╔══

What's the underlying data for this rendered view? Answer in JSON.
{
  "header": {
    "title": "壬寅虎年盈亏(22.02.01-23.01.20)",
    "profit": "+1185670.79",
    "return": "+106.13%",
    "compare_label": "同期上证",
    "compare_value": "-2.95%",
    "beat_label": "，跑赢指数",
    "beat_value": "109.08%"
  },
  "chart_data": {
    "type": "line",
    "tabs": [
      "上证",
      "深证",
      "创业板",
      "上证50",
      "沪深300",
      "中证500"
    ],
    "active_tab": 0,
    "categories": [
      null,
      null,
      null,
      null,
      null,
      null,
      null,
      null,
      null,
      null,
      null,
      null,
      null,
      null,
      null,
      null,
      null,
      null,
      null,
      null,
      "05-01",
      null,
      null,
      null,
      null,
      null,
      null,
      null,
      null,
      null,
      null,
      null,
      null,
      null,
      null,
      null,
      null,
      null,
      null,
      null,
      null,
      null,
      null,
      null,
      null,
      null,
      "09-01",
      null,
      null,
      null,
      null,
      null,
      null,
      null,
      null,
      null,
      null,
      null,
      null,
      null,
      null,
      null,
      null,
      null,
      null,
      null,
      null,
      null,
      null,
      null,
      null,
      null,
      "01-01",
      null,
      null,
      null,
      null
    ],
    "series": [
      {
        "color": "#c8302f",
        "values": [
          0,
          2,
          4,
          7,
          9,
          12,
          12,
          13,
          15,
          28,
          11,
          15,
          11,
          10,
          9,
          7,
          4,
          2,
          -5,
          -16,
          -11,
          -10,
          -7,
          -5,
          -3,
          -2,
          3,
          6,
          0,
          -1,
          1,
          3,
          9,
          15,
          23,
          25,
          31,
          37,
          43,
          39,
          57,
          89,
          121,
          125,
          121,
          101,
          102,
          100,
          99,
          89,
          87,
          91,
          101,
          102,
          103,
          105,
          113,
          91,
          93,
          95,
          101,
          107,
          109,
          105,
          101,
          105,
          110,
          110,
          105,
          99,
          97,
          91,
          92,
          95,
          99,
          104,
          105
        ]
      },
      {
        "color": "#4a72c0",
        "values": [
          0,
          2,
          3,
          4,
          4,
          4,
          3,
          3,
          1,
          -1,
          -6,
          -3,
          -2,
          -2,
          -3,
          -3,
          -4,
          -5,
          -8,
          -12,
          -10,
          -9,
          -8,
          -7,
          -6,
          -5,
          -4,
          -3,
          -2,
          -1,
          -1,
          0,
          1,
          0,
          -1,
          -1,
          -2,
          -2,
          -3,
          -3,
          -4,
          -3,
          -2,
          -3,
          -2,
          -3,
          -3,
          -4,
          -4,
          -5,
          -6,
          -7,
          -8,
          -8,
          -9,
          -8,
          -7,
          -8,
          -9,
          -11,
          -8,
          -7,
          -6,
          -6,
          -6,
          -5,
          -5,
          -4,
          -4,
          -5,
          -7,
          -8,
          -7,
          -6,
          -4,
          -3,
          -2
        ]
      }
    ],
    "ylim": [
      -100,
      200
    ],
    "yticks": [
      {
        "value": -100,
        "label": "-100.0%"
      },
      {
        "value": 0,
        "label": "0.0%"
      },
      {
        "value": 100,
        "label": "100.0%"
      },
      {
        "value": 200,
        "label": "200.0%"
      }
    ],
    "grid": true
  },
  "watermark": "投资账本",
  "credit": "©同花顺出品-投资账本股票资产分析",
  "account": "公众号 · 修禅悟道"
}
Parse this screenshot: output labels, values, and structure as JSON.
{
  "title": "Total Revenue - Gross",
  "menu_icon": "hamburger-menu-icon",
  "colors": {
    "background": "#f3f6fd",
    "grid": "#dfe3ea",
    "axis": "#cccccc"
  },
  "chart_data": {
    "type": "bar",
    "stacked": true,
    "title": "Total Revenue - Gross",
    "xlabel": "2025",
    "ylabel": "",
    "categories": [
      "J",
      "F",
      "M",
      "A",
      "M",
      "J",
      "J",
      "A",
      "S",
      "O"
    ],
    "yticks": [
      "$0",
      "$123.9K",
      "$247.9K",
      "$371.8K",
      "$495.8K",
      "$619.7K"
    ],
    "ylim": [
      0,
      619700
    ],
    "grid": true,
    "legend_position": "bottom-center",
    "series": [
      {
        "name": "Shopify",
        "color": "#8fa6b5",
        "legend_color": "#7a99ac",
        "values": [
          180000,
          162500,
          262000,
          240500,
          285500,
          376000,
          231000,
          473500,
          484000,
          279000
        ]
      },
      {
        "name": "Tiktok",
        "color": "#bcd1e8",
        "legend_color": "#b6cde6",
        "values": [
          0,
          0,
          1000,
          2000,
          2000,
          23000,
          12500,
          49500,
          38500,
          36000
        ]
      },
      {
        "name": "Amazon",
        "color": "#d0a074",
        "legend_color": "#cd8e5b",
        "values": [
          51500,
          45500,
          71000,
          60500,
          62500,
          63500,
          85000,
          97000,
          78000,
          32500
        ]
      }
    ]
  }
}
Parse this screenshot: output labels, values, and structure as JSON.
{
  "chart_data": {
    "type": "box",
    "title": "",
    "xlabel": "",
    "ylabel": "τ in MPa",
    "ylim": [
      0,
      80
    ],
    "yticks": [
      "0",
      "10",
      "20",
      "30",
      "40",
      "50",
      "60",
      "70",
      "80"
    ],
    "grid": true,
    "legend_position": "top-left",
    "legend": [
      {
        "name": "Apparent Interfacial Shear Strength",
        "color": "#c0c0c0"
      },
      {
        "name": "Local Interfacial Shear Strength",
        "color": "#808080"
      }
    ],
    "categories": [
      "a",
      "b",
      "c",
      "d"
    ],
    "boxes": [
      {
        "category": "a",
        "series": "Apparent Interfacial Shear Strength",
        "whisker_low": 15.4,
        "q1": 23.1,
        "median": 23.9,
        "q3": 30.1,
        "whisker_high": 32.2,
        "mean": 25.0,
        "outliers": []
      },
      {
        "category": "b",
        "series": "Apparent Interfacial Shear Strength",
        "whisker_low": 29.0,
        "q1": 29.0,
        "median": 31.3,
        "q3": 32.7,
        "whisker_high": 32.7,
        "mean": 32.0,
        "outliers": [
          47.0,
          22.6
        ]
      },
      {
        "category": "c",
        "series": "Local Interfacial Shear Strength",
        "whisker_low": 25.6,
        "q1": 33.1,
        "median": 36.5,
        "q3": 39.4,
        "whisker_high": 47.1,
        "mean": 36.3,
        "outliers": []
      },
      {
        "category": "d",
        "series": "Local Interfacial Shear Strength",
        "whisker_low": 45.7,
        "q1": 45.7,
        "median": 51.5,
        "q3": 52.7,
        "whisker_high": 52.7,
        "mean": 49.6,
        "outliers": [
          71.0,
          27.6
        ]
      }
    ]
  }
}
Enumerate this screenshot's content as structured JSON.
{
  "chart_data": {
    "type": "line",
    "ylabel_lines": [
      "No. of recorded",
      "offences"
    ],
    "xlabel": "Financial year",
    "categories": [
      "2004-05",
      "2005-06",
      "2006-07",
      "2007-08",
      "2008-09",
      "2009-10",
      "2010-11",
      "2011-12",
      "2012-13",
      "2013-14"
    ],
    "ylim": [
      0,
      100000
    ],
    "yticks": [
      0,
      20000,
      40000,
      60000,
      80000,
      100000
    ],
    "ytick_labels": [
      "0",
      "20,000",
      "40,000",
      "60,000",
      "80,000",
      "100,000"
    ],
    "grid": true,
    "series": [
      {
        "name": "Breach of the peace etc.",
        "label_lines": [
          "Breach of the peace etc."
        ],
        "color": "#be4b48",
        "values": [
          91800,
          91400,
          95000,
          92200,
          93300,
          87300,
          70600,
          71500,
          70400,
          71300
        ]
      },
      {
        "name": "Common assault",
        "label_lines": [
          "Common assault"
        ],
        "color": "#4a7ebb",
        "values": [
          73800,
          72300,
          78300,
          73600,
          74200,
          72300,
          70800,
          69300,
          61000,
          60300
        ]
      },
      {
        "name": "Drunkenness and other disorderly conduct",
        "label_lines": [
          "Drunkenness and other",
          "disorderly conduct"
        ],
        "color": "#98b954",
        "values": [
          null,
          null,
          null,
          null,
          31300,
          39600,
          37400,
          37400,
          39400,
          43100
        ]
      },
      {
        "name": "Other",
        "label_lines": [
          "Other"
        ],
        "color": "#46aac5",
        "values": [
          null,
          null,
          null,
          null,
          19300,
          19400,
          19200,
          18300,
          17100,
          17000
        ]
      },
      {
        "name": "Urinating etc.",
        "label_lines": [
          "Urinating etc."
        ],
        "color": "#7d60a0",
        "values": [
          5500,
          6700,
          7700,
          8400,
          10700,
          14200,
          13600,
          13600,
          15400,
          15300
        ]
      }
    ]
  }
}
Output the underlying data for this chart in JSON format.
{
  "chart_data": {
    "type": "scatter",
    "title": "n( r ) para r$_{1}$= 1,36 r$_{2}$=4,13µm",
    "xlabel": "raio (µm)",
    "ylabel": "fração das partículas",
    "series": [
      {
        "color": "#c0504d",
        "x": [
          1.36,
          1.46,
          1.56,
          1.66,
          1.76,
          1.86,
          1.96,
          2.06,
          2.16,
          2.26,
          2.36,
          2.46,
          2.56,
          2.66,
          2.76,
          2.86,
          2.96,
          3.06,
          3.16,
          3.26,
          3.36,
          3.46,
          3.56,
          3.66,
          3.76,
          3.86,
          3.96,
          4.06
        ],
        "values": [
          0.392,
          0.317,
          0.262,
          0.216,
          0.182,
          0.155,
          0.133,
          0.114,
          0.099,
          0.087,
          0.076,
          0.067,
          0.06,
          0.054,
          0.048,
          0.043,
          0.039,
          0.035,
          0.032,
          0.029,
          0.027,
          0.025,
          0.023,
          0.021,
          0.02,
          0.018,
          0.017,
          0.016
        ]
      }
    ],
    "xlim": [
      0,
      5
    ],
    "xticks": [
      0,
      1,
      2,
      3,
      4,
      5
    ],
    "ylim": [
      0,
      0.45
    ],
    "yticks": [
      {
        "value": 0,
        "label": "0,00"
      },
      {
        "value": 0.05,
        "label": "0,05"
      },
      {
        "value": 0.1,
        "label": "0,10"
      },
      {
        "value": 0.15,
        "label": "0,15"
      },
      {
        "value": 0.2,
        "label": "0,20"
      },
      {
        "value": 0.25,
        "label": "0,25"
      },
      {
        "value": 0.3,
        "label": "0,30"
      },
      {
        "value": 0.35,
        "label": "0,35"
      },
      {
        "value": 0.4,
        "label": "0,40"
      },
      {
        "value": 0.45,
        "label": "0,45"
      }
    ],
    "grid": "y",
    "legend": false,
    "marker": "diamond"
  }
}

╚══

--- What to do ---
How many lines of the listing above include the word "JSON"? Reply with the number alone.

--- Full response ---
5